• [OBJECTIVE]:
Go through the entries one line at a time, and gather every line that has the word "arcsec".

####################

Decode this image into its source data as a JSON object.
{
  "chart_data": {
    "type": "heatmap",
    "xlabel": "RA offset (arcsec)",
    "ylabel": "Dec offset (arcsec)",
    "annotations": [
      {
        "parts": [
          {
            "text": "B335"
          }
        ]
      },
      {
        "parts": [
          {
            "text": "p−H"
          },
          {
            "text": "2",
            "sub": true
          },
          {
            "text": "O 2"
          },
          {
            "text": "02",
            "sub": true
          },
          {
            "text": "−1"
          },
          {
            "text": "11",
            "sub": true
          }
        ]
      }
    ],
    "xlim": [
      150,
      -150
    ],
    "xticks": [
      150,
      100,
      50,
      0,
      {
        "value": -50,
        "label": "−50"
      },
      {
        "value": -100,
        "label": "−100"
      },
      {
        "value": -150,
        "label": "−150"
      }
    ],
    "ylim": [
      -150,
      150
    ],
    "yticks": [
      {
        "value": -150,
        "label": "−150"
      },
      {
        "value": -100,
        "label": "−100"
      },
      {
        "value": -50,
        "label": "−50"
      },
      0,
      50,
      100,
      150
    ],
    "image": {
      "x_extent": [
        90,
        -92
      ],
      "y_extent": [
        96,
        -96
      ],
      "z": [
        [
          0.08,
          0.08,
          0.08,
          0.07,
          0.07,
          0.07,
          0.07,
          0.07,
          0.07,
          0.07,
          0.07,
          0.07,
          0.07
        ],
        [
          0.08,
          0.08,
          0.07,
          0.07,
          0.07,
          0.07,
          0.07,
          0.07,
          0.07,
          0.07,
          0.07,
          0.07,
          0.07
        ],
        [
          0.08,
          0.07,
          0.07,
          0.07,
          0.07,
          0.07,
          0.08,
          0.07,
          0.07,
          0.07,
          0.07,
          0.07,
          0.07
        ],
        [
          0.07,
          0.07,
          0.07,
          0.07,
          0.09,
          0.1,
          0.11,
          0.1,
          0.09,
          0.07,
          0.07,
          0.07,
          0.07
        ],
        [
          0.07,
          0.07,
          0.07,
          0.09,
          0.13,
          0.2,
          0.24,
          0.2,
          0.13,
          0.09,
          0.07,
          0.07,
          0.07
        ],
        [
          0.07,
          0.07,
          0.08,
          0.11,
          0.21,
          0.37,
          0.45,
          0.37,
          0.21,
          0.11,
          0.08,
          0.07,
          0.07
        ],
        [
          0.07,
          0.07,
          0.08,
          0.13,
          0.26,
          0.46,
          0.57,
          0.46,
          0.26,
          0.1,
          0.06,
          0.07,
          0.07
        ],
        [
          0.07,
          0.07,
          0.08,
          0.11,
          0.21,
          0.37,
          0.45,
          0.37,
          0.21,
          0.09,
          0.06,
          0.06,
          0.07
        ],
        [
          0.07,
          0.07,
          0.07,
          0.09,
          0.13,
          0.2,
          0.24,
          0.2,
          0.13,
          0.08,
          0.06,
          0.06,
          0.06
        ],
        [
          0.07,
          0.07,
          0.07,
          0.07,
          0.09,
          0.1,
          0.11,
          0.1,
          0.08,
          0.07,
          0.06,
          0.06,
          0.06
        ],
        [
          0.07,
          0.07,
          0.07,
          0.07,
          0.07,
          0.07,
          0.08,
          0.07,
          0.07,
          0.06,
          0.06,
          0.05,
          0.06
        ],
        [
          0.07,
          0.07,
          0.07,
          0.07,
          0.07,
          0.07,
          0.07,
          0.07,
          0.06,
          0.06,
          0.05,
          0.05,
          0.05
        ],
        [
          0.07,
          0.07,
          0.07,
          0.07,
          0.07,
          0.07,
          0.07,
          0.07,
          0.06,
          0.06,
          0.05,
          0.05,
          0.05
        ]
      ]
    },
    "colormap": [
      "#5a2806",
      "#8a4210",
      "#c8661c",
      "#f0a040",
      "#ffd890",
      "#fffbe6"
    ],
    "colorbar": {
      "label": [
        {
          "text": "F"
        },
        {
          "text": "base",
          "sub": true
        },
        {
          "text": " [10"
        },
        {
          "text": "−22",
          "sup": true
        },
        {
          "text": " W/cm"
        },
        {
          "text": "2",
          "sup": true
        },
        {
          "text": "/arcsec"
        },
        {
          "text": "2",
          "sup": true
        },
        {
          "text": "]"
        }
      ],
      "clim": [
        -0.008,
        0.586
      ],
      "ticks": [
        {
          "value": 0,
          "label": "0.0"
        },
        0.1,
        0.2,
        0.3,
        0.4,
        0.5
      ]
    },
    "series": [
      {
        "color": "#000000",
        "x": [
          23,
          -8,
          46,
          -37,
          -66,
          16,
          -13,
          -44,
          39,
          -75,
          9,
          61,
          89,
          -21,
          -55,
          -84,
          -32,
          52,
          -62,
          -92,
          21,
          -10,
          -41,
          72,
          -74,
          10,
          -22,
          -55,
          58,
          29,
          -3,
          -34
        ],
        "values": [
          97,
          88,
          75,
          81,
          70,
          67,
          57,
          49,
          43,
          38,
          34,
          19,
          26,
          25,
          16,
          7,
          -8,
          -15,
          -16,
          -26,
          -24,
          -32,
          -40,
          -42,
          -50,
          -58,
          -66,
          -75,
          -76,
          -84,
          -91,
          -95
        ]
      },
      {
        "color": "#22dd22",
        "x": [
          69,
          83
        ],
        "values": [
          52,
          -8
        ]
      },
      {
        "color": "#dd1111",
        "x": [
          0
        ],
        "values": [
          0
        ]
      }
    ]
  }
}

####################

• [ANSWER FOR THIS EXERCISE]:
    "xlabel": "RA offset (arcsec)",
    "ylabel": "Dec offset (arcsec)",
          "text": "/arcsec"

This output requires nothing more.